> _What is required_:
Below are some records: retype them all exactly, but not the pictures.
***** Input *****
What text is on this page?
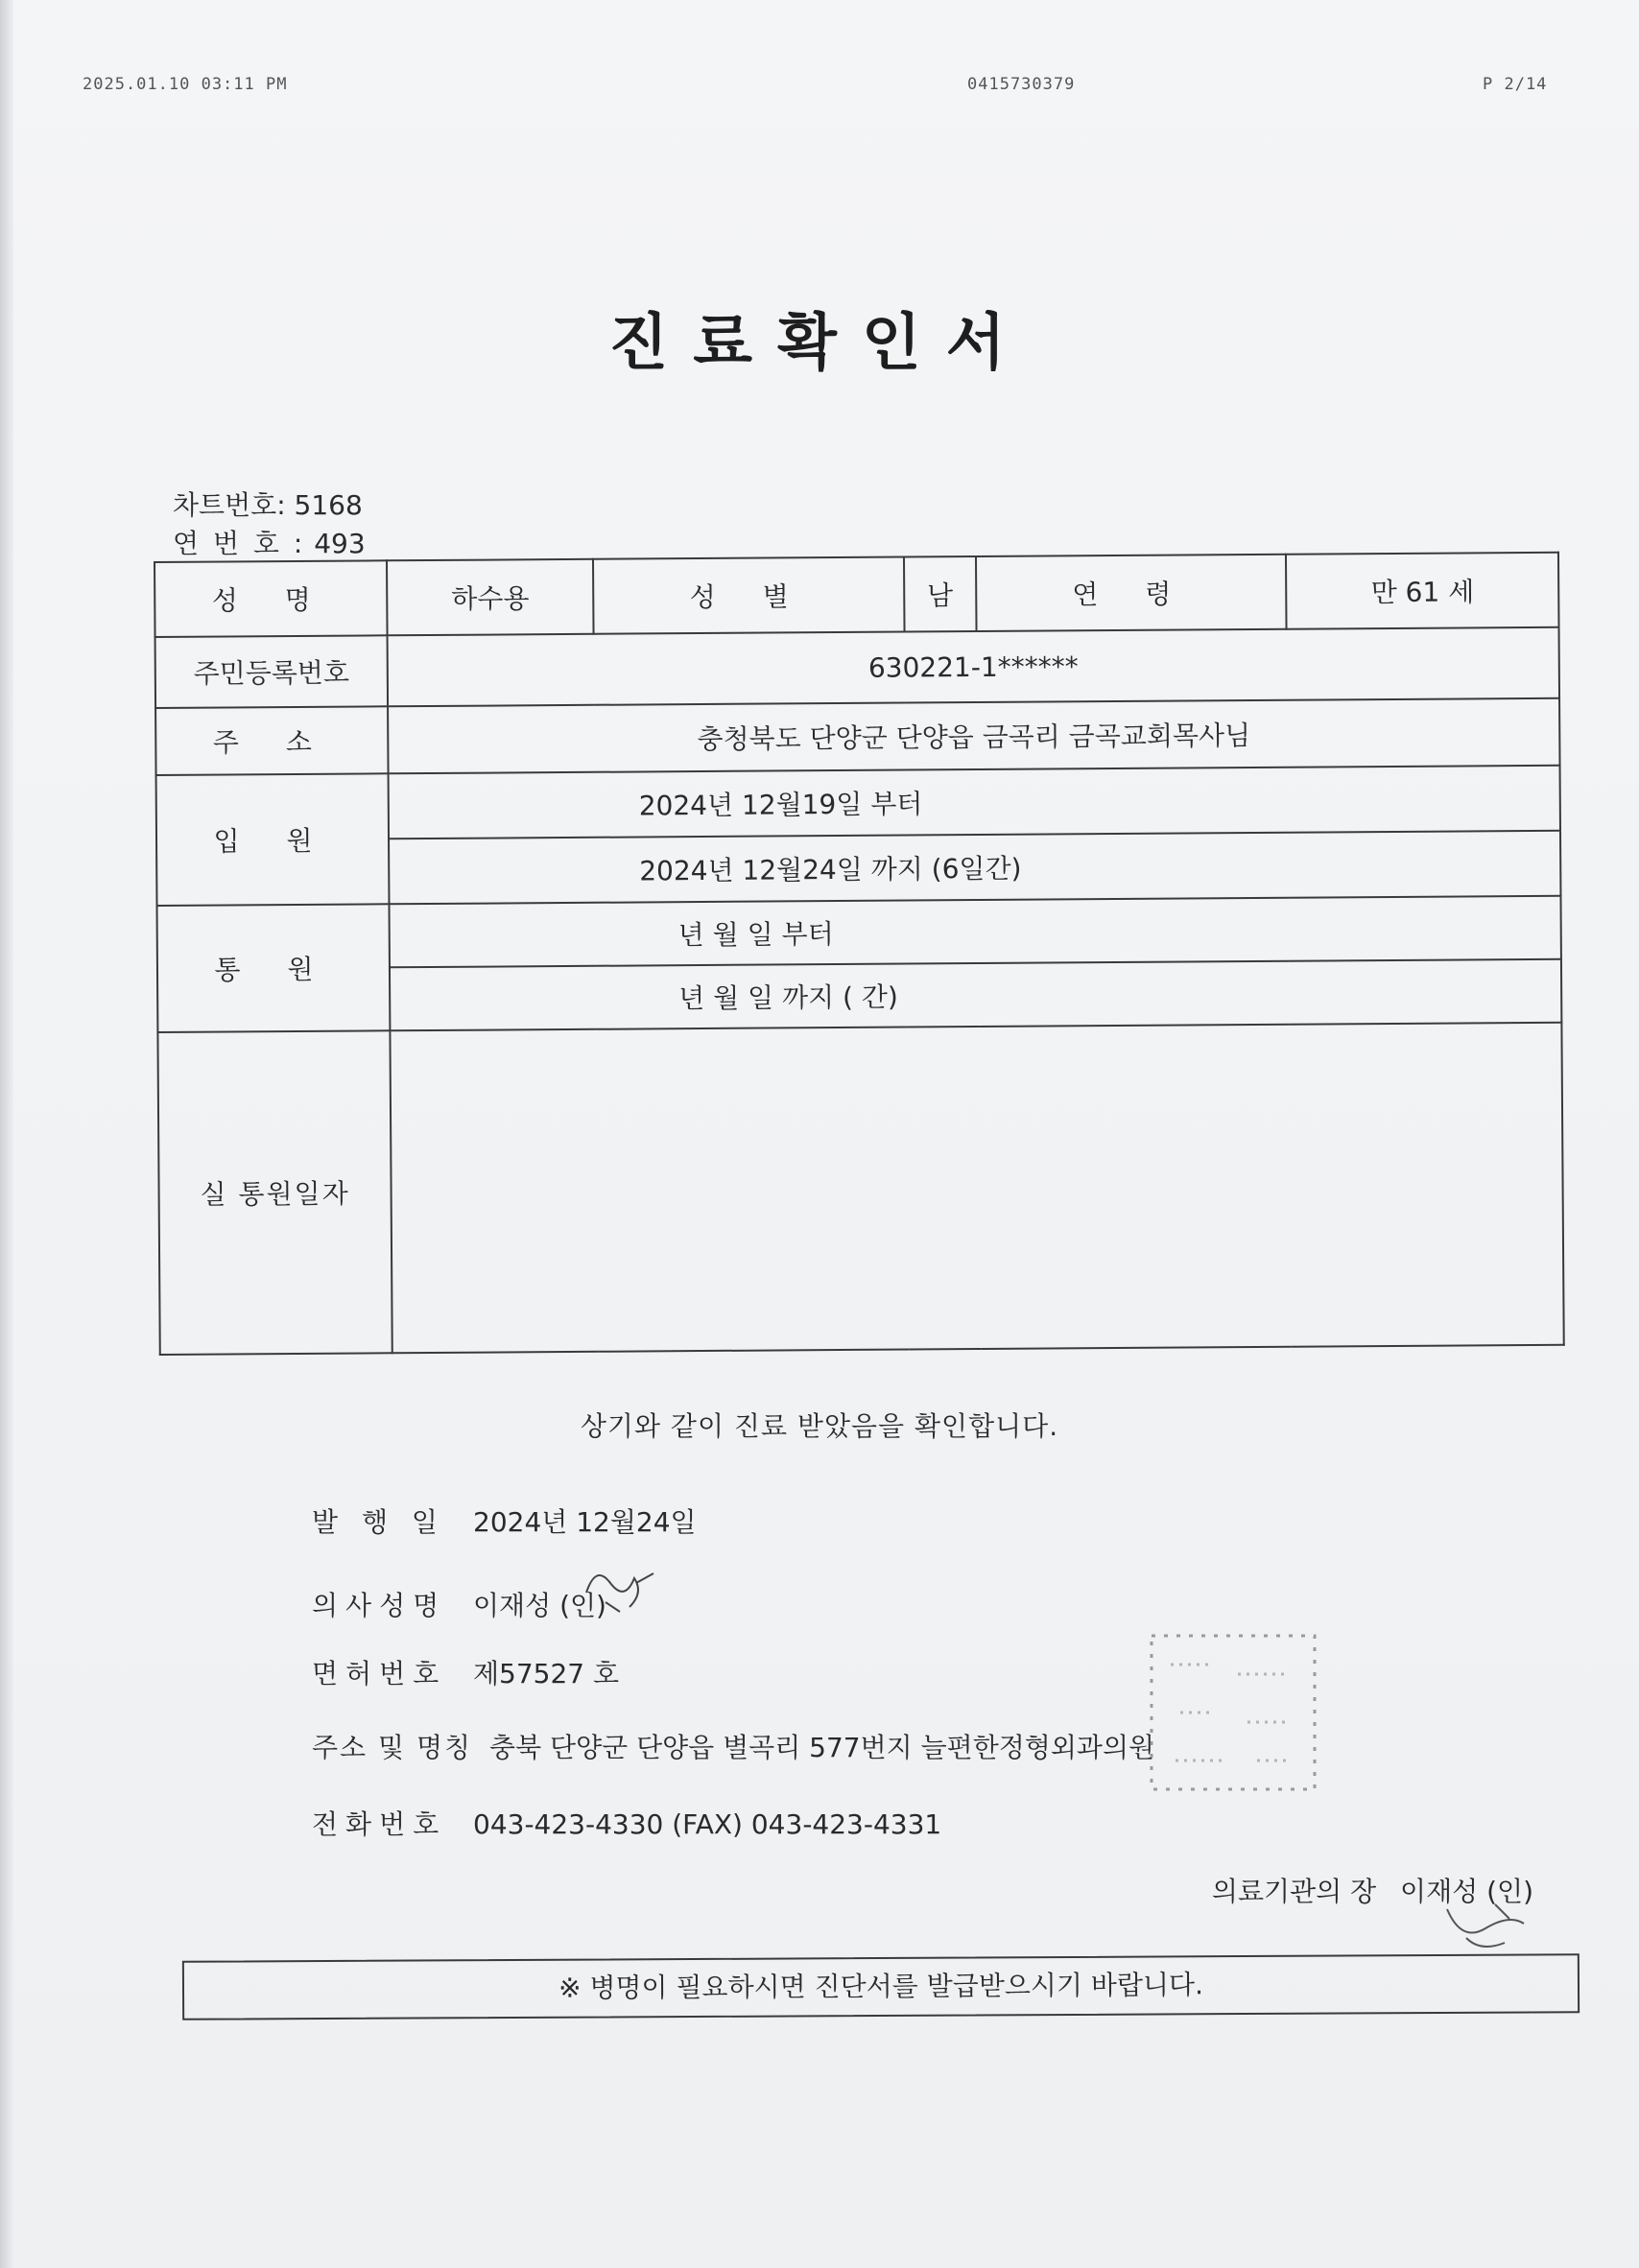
2025.01.10 03:11 PM	0415730379	P 2/14
진료확인서
차트번호: 5168
연 번 호 : 493
성 명	하수용	성 별	남	연 령	만 61 세
주민등록번호	630221-1******				
주 소	충청북도 단양군 단양읍 금곡리 금곡교회목사님				
입 원	2024년 12월19일 부터				
	2024년 12월24일 까지 (6일간)				
통 원	년 월 일 부터				
	년 월 일 까지 ( 간)				
실 통원일자					
상기와 같이 진료 받았음을 확인합니다.
발 행 일 2024년 12월24일
의사성명 이재성 (인)
면허번호 제57527 호
주소 및 명칭 충북 단양군 단양읍 별곡리 577번지 늘편한정형외과의원
전화번호 043-423-4330 (FAX) 043-423-4331
의료기관의 장 이재성 (인)
※ 병명이 필요하시면 진단서를 발급받으시기 바랍니다.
*****
> _Reply to the exercise_:
What text is on this page?
2025.01.10 03:11 PM	0415730379	P 2/14
진료확인서
차트번호: 5168
연 번 호 : 493
성 명	하수용	성 별	남	연 령	만 61 세
주민등록번호	630221-1******				
주 소	충청북도 단양군 단양읍 금곡리 금곡교회목사님				
입 원	2024년 12월19일 부터				
	2024년 12월24일 까지 (6일간)				
통 원	년 월 일 부터				
	년 월 일 까지 ( 간)				
실 통원일자					
상기와 같이 진료 받았음을 확인합니다.
발 행 일 2024년 12월24일
의사성명 이재성 (인)
면허번호 제57527 호
주소 및 명칭 충북 단양군 단양읍 별곡리 577번지 늘편한정형외과의원
전화번호 043-423-4330 (FAX) 043-423-4331
의료기관의 장 이재성 (인)
※ 병명이 필요하시면 진단서를 발급받으시기 바랍니다.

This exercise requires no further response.